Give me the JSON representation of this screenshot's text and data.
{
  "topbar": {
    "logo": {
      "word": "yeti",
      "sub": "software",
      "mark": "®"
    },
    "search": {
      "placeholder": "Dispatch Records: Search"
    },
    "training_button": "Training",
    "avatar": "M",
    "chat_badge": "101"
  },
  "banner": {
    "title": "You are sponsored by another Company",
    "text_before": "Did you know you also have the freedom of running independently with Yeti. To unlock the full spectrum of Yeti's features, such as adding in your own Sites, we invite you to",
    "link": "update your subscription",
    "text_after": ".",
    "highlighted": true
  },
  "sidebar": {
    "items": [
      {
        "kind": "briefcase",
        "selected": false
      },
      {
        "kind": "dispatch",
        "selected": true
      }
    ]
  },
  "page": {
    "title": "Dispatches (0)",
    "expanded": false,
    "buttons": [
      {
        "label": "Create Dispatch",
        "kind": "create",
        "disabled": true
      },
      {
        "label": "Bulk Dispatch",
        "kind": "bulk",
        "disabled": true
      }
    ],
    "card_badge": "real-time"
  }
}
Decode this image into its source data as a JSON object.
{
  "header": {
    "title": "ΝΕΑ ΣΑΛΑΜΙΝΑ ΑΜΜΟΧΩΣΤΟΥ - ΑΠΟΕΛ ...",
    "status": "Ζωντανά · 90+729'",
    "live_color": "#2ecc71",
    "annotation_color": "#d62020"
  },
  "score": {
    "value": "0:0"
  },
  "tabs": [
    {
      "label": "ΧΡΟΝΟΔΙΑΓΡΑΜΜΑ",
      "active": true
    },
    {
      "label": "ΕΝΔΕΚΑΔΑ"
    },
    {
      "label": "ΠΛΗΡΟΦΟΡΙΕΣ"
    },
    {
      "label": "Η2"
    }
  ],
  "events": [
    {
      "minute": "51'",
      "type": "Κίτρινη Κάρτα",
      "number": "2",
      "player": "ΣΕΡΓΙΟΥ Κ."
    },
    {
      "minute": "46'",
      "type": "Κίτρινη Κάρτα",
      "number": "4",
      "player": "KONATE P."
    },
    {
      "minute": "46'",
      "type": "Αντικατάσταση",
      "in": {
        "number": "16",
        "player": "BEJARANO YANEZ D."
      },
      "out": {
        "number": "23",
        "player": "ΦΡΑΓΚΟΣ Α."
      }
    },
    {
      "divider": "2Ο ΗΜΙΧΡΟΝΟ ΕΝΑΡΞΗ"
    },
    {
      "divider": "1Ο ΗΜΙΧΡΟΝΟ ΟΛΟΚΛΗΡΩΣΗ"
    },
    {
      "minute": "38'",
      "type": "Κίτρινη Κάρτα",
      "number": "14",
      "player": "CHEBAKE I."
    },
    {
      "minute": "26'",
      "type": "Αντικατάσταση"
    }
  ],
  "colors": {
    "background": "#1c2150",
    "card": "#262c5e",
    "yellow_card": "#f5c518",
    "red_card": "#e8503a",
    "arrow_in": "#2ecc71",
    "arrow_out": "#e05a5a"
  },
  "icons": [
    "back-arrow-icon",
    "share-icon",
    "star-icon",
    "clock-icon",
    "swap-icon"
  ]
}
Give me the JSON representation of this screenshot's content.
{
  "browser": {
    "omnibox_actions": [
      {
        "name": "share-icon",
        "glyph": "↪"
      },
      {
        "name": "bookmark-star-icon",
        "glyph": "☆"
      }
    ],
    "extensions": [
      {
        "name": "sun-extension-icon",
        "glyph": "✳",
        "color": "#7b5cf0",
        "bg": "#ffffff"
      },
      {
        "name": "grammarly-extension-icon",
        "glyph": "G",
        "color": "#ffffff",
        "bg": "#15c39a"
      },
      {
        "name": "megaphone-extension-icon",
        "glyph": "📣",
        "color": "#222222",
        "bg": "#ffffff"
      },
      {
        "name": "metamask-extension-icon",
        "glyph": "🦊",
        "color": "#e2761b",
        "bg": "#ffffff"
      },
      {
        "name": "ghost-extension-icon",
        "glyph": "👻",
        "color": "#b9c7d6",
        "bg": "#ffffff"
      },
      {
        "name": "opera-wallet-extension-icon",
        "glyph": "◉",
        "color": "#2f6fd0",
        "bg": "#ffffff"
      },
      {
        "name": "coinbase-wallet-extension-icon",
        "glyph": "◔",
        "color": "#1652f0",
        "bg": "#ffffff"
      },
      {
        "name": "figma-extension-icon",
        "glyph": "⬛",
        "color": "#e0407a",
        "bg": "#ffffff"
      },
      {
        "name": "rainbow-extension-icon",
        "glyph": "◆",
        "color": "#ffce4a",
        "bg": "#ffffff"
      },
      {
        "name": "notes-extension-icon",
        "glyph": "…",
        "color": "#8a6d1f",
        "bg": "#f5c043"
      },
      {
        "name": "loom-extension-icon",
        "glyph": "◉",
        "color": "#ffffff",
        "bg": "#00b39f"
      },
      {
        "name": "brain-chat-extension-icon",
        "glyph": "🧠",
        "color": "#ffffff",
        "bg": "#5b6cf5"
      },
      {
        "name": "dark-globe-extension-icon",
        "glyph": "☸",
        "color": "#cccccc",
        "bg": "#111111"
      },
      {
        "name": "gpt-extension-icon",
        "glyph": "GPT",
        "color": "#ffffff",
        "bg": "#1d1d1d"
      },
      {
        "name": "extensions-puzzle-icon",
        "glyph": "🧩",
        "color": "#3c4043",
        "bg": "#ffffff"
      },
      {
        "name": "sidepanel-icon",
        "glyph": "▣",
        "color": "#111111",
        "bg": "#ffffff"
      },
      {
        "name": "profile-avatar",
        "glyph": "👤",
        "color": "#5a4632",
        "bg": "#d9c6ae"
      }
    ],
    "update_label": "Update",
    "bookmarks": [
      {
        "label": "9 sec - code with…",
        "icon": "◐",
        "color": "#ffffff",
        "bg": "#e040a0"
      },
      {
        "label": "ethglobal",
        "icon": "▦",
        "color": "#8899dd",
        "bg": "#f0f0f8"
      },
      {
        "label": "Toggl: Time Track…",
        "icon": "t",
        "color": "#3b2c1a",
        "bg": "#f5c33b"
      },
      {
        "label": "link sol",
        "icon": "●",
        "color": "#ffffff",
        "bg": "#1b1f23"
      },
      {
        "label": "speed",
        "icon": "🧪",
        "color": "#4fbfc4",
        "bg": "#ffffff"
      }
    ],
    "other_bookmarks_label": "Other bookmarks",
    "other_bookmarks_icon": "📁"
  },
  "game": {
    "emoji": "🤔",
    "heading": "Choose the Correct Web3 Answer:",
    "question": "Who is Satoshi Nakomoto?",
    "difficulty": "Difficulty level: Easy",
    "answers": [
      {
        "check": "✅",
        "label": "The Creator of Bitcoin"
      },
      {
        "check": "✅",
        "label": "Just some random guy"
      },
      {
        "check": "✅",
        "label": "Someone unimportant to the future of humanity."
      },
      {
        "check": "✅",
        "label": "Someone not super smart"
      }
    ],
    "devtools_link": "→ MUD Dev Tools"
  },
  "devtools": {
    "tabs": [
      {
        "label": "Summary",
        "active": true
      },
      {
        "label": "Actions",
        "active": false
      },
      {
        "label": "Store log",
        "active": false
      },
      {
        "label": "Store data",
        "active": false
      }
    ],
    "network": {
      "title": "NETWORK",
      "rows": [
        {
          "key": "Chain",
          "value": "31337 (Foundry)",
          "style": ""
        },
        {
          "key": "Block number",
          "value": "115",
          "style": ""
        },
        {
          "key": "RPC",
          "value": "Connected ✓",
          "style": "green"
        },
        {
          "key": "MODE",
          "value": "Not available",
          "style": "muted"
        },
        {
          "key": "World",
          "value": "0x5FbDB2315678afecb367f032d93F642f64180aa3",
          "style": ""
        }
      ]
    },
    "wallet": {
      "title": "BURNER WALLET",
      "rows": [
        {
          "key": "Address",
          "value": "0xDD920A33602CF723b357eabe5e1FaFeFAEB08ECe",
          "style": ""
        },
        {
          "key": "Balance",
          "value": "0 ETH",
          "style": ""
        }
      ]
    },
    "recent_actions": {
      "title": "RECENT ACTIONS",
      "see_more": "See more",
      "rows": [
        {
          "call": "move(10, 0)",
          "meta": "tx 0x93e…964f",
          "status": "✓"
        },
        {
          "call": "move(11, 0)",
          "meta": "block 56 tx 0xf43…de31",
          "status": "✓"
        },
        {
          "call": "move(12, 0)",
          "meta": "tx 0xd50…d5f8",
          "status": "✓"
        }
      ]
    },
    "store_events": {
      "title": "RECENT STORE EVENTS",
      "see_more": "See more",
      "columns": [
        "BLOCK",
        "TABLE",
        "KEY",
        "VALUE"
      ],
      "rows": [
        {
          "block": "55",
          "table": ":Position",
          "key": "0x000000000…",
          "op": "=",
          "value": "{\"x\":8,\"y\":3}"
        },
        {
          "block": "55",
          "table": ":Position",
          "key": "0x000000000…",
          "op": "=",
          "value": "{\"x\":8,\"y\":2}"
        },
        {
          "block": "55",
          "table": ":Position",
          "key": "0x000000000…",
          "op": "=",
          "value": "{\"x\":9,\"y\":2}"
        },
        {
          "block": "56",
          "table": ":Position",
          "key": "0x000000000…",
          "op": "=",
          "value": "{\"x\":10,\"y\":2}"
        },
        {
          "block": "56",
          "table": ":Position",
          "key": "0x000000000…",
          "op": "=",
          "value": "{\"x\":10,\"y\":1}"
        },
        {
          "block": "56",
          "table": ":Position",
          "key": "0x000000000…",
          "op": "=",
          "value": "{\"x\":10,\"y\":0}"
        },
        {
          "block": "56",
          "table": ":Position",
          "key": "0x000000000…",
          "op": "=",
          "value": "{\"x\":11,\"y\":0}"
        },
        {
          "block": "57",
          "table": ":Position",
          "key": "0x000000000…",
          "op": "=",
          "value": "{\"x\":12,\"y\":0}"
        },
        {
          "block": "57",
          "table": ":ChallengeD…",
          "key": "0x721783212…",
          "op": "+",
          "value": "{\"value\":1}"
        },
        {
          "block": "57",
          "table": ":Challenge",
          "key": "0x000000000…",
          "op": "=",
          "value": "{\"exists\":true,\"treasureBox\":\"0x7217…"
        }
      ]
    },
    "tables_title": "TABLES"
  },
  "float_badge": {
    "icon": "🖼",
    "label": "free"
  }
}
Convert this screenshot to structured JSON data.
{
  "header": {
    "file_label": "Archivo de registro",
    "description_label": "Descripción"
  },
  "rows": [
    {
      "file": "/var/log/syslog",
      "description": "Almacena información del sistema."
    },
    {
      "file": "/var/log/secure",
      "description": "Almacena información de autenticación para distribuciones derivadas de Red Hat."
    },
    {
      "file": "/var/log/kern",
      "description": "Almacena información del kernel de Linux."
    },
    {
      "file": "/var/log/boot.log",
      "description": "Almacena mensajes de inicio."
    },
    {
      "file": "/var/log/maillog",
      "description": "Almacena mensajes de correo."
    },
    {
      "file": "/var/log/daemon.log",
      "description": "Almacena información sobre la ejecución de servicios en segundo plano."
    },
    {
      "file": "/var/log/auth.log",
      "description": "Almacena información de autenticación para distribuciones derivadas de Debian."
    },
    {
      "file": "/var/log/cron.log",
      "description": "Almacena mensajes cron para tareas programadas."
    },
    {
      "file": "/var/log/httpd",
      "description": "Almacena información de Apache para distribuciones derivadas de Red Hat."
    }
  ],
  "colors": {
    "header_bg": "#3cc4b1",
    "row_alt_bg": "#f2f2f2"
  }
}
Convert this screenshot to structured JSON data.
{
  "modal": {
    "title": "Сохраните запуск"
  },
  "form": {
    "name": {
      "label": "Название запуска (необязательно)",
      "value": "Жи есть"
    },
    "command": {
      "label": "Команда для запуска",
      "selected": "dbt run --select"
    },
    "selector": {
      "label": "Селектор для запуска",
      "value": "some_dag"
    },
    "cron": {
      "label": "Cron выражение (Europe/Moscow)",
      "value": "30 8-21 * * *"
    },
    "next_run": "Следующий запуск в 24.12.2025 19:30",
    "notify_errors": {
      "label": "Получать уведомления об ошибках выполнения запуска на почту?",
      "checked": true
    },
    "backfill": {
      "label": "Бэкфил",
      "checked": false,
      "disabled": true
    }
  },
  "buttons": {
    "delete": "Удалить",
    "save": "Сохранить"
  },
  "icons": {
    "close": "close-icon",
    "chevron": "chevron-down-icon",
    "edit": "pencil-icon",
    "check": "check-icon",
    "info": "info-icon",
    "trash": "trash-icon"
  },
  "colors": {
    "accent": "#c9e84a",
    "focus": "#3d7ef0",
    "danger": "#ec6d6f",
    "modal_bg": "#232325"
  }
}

Objective
Find the word "JSON" in the data and show each line that holds it.

Correct result
Give me the JSON representation of this screenshot's text and data.
Decode this image into its source data as a JSON object.
Give me the JSON representation of this screenshot's content.
Convert this screenshot to structured JSON data.
Convert this screenshot to structured JSON data.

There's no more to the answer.